§ Written exercise
From the entries that follow, list every line in which the string "vzduchu" appears.

»»

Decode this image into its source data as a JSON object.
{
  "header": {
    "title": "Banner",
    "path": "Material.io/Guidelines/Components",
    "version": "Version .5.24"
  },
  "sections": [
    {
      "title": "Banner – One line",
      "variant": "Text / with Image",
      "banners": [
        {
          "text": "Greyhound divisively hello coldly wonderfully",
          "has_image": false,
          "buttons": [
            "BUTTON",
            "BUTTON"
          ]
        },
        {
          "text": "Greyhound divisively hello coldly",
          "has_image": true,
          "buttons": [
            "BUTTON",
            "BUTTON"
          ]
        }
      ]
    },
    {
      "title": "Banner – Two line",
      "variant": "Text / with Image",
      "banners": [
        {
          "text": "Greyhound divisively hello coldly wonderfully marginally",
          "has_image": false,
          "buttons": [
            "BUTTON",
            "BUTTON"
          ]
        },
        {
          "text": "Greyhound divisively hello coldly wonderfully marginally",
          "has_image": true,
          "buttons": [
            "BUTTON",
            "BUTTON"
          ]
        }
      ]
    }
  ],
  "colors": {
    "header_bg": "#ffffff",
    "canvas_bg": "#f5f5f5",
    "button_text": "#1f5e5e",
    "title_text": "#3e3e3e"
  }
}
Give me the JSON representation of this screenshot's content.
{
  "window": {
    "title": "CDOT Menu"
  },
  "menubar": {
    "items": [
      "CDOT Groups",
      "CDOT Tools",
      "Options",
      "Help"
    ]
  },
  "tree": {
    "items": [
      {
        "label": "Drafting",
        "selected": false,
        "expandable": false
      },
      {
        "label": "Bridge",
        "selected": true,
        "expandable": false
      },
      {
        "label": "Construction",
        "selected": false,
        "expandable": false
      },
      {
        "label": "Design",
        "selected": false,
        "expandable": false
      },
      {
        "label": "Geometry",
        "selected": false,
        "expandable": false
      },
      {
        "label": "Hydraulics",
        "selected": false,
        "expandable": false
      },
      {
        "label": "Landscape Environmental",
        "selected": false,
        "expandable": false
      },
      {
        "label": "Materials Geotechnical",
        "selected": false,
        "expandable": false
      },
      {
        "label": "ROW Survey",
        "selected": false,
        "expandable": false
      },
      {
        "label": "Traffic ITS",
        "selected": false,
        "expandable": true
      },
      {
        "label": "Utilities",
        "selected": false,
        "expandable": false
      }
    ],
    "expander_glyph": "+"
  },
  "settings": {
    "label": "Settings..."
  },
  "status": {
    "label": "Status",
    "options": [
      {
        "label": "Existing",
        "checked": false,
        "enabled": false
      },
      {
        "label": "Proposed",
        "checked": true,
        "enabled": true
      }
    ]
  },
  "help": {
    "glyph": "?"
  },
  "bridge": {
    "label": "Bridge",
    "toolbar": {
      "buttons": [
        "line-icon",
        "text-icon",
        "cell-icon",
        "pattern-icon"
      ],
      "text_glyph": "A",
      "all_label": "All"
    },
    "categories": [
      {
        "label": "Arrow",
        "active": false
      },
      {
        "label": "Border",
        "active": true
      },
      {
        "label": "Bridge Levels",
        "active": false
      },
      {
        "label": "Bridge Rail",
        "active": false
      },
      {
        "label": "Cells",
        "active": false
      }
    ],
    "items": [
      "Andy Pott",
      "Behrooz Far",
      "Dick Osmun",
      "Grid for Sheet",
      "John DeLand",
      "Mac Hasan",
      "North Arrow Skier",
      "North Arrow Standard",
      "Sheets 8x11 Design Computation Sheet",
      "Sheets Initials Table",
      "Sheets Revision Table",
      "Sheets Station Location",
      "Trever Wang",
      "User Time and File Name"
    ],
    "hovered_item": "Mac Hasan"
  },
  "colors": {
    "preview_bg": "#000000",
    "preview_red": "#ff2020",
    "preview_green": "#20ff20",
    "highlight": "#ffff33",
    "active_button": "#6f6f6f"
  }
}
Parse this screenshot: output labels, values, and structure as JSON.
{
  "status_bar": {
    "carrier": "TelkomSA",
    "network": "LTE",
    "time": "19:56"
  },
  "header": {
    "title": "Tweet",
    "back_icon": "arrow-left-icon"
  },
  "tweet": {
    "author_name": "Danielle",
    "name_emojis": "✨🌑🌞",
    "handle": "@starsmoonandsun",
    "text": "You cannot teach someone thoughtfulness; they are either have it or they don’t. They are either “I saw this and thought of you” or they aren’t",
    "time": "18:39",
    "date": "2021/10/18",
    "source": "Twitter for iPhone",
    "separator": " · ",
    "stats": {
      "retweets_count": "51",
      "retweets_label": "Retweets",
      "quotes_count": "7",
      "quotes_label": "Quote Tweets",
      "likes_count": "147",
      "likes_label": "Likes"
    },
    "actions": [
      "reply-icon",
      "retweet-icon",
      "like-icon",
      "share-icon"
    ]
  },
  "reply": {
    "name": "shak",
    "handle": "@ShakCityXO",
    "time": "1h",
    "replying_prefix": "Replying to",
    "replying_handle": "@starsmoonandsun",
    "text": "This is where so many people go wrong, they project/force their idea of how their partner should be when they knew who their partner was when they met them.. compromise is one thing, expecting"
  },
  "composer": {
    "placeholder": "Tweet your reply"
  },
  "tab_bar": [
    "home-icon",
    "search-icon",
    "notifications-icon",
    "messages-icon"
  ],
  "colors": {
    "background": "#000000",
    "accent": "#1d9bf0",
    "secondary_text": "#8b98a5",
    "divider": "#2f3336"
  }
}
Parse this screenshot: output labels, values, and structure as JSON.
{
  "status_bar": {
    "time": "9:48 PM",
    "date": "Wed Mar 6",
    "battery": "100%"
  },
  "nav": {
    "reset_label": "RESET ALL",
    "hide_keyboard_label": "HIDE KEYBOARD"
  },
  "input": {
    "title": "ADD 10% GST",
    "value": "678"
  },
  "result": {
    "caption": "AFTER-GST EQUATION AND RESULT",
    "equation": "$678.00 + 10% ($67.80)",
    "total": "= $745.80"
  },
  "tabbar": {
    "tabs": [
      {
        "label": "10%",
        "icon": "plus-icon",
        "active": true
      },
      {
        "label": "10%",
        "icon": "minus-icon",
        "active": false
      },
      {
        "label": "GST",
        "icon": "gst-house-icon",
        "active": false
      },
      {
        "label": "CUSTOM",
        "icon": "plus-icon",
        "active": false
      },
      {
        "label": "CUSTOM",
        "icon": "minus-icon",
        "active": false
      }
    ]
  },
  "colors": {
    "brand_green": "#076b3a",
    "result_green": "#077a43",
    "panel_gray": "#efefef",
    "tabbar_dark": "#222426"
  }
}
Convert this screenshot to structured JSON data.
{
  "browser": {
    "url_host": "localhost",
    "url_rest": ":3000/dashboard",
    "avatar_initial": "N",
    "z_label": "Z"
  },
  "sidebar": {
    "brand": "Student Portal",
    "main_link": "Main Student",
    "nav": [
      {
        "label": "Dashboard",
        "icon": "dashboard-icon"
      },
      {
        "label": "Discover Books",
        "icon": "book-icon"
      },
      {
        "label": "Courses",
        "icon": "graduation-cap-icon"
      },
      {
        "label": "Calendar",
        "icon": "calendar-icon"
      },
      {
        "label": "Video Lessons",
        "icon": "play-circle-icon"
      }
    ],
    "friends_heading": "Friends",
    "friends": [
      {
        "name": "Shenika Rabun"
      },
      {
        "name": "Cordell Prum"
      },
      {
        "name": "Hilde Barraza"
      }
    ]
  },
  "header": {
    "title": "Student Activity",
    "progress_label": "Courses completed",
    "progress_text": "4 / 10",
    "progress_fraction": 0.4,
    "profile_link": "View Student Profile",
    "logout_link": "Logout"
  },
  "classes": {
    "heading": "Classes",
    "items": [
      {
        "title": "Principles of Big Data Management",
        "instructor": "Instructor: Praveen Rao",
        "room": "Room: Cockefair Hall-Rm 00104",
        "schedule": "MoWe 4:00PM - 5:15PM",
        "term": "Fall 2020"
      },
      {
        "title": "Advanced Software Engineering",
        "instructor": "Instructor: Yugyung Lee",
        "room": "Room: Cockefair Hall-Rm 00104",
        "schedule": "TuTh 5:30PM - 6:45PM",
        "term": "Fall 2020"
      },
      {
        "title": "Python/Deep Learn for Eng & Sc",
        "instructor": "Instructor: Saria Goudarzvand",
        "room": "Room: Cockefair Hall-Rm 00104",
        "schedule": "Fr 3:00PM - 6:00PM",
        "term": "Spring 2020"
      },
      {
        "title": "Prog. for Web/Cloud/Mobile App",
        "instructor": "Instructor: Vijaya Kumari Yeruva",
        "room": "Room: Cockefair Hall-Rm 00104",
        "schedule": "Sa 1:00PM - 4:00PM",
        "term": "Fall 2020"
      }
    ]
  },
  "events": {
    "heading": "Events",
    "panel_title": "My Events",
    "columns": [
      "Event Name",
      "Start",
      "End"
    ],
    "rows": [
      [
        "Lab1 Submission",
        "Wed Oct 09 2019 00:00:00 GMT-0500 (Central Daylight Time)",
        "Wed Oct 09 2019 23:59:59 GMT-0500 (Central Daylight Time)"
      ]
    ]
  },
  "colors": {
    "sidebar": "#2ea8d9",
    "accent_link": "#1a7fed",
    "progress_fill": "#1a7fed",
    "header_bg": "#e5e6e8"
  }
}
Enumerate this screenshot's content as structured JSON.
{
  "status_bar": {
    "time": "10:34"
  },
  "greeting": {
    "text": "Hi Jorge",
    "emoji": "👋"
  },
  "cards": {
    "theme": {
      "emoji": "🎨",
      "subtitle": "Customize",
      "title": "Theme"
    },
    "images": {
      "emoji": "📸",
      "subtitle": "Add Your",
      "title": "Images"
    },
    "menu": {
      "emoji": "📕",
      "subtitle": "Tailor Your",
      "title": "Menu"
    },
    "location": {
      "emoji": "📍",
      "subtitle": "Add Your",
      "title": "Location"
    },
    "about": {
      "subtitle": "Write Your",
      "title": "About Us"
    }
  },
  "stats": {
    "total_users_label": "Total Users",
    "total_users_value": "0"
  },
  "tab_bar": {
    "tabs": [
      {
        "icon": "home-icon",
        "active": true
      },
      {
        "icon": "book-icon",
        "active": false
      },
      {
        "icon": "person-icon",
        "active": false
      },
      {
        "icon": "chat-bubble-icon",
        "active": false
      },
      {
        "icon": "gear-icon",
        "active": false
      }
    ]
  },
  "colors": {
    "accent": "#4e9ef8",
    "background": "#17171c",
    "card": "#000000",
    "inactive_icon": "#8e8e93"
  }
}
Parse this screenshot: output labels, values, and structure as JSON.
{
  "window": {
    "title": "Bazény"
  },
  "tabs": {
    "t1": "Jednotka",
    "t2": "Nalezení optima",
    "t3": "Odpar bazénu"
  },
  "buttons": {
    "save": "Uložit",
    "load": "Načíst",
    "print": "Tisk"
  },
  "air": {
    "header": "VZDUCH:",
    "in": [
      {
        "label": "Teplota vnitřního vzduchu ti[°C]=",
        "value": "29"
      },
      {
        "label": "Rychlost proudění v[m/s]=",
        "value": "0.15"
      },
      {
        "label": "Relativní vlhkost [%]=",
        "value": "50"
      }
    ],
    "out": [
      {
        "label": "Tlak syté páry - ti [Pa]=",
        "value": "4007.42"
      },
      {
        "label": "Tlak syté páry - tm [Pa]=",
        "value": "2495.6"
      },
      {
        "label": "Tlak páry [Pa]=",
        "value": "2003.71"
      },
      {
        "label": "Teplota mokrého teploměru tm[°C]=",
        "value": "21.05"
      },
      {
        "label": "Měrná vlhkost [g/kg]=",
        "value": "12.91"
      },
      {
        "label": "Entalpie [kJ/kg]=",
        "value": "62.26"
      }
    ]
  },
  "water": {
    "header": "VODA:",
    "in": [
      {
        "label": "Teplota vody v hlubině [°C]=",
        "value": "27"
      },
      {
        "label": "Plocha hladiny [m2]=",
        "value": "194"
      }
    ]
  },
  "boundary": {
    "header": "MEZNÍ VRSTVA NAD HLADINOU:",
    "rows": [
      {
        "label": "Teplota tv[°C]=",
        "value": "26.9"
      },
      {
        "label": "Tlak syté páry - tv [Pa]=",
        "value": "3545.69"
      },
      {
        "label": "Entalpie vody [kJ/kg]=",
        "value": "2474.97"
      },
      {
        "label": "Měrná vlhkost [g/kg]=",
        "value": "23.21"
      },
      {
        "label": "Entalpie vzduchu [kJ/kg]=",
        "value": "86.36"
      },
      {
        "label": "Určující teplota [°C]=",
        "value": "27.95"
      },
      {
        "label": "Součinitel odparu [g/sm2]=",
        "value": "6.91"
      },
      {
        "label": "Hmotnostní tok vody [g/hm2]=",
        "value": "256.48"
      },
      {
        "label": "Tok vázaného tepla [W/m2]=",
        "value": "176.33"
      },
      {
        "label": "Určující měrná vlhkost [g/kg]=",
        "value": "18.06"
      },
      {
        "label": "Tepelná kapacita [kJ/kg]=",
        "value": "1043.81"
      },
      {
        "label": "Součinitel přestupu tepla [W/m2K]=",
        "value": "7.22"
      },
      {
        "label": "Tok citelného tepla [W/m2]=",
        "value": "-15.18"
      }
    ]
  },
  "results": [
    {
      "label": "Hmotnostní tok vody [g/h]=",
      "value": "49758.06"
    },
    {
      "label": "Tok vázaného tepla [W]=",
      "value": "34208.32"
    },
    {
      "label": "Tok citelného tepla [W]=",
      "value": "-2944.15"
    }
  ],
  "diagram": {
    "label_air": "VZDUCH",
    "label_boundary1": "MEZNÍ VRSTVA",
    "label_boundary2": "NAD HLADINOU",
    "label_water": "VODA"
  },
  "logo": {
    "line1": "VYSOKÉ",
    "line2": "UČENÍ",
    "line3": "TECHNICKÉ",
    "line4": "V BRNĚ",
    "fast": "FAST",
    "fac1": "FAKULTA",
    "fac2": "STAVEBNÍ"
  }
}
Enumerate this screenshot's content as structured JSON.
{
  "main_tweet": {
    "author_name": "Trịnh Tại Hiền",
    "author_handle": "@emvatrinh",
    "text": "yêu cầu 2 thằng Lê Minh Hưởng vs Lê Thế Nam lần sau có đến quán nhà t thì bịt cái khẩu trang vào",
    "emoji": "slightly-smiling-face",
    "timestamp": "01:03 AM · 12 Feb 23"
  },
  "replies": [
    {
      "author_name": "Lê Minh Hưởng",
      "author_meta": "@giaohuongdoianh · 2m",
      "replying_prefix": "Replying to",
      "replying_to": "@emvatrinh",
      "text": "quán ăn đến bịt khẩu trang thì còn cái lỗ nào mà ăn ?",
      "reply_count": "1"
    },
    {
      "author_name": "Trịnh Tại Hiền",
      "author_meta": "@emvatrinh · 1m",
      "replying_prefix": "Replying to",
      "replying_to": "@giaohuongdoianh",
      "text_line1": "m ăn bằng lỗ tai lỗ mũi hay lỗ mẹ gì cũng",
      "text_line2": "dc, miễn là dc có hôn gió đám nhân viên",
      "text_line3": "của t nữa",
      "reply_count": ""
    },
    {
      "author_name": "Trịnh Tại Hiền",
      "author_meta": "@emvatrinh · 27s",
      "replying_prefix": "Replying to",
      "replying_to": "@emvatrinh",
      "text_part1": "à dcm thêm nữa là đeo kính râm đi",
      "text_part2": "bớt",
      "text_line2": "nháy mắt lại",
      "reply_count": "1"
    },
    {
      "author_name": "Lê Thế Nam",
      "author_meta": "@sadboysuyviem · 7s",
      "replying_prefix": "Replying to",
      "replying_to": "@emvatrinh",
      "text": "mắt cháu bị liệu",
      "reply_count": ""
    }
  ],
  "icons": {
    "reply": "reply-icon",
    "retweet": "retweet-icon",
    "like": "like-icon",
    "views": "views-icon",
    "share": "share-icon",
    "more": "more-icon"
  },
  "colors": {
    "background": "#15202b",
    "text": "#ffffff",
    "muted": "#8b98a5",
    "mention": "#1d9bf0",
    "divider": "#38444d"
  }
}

««

§ Answer to this exercise
        "label": "Teplota vnitřního vzduchu ti[°C]=",
        "label": "Entalpie vzduchu [kJ/kg]=",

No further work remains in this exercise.